- Data lines:
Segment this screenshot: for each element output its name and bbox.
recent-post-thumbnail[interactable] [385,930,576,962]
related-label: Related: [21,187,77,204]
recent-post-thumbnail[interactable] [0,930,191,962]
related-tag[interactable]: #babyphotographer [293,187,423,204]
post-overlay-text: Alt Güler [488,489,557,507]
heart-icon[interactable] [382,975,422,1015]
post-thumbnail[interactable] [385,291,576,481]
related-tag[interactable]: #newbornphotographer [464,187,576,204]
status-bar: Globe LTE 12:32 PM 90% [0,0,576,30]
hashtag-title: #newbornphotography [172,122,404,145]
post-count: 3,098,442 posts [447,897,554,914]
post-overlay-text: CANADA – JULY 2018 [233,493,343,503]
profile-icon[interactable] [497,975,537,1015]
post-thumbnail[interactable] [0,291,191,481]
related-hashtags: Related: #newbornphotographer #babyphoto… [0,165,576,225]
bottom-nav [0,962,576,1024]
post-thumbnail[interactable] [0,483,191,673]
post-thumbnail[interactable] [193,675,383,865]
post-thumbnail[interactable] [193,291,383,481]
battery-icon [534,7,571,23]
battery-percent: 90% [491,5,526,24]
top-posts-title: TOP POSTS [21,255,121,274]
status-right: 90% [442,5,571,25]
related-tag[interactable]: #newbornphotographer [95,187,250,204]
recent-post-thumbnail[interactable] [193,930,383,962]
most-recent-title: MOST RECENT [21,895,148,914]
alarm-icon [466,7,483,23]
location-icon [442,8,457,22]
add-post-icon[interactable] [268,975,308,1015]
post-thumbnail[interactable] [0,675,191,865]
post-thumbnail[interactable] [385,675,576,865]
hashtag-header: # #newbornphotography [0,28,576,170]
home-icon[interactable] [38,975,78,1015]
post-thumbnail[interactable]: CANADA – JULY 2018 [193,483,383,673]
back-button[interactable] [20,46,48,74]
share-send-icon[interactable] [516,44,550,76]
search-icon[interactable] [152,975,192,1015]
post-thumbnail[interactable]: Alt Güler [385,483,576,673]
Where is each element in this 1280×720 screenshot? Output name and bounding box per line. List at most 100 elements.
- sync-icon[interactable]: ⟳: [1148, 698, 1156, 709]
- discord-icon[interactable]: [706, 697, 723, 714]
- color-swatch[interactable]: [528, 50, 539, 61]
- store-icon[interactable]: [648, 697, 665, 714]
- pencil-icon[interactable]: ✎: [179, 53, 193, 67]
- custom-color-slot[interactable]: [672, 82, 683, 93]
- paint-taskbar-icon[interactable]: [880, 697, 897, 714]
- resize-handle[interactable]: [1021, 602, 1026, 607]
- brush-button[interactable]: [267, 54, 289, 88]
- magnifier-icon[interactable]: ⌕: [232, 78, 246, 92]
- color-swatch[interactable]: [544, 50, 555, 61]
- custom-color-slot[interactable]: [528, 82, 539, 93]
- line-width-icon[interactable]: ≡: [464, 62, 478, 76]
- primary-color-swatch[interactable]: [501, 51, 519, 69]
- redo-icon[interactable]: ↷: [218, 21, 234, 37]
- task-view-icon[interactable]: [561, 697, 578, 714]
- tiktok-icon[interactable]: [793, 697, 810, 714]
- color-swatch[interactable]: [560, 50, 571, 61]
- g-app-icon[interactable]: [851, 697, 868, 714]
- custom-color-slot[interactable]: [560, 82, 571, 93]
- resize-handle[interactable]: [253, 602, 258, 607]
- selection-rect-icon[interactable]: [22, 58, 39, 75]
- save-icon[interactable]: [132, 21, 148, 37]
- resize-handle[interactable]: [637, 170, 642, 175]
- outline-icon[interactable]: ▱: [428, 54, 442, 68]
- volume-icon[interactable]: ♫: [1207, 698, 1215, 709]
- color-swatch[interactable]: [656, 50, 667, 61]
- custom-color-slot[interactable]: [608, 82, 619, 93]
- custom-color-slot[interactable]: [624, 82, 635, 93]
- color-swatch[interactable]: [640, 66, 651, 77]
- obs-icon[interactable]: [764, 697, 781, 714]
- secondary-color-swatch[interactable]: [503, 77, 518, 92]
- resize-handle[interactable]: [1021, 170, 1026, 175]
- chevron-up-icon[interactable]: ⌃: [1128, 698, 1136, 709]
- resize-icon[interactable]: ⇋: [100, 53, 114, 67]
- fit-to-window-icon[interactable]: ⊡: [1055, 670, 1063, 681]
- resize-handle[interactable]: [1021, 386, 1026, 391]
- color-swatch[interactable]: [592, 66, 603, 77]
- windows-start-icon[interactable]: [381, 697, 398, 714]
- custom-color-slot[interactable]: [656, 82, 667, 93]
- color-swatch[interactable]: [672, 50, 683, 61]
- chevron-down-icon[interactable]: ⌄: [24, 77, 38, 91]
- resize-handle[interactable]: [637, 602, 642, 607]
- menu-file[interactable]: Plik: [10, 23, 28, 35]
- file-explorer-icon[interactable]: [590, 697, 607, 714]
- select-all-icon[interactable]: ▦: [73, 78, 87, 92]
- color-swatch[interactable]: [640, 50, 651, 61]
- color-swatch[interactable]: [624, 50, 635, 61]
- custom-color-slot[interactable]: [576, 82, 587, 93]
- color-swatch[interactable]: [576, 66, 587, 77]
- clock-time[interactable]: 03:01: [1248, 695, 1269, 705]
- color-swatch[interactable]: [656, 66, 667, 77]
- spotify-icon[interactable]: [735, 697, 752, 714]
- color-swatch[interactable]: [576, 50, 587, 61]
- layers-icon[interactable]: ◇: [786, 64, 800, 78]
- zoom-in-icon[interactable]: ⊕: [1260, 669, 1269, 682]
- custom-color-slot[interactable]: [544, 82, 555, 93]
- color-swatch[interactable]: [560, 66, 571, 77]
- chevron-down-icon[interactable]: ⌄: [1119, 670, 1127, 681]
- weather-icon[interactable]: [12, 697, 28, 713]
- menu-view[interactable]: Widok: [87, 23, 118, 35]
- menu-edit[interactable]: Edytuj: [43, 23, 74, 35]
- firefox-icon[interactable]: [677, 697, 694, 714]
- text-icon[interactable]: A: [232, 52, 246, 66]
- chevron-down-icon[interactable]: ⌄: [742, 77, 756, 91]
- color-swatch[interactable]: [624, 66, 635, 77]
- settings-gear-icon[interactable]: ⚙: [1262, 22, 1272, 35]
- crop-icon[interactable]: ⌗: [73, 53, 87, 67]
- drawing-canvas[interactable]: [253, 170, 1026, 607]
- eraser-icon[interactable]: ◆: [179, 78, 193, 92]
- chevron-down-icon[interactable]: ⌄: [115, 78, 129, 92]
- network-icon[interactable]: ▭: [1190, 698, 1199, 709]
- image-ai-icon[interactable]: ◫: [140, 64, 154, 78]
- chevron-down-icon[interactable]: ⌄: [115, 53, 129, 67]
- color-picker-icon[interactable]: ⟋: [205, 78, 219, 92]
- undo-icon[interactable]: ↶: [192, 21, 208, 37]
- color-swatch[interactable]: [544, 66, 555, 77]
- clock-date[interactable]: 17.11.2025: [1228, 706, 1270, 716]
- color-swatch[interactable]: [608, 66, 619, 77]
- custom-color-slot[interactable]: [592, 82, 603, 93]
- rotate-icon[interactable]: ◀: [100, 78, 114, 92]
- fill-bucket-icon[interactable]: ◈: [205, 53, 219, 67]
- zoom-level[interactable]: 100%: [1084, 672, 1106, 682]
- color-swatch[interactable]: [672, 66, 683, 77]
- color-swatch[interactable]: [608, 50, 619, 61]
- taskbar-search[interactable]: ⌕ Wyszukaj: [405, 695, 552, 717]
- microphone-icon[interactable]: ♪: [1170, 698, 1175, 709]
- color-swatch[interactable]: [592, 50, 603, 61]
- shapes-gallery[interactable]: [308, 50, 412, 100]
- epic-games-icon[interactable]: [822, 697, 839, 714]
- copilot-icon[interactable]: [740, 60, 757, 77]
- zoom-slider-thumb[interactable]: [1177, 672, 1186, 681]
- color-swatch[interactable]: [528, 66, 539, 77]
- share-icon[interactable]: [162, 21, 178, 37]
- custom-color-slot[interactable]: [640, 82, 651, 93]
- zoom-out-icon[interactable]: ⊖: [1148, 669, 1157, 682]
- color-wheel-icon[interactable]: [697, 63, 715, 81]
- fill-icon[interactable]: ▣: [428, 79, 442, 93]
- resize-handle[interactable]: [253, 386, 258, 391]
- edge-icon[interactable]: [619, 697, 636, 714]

- Brief: Reproduce the records verbatim, beginning at the start of the records and ending with the line that contains "post-overlay-text: Alt Güler", including both ends.

- Answer to this task:
Segment this screenshot: for each element output its name and bbox.
recent-post-thumbnail[interactable] [385,930,576,962]
related-label: Related: [21,187,77,204]
recent-post-thumbnail[interactable] [0,930,191,962]
related-tag[interactable]: #babyphotographer [293,187,423,204]
post-overlay-text: Alt Güler [488,489,557,507]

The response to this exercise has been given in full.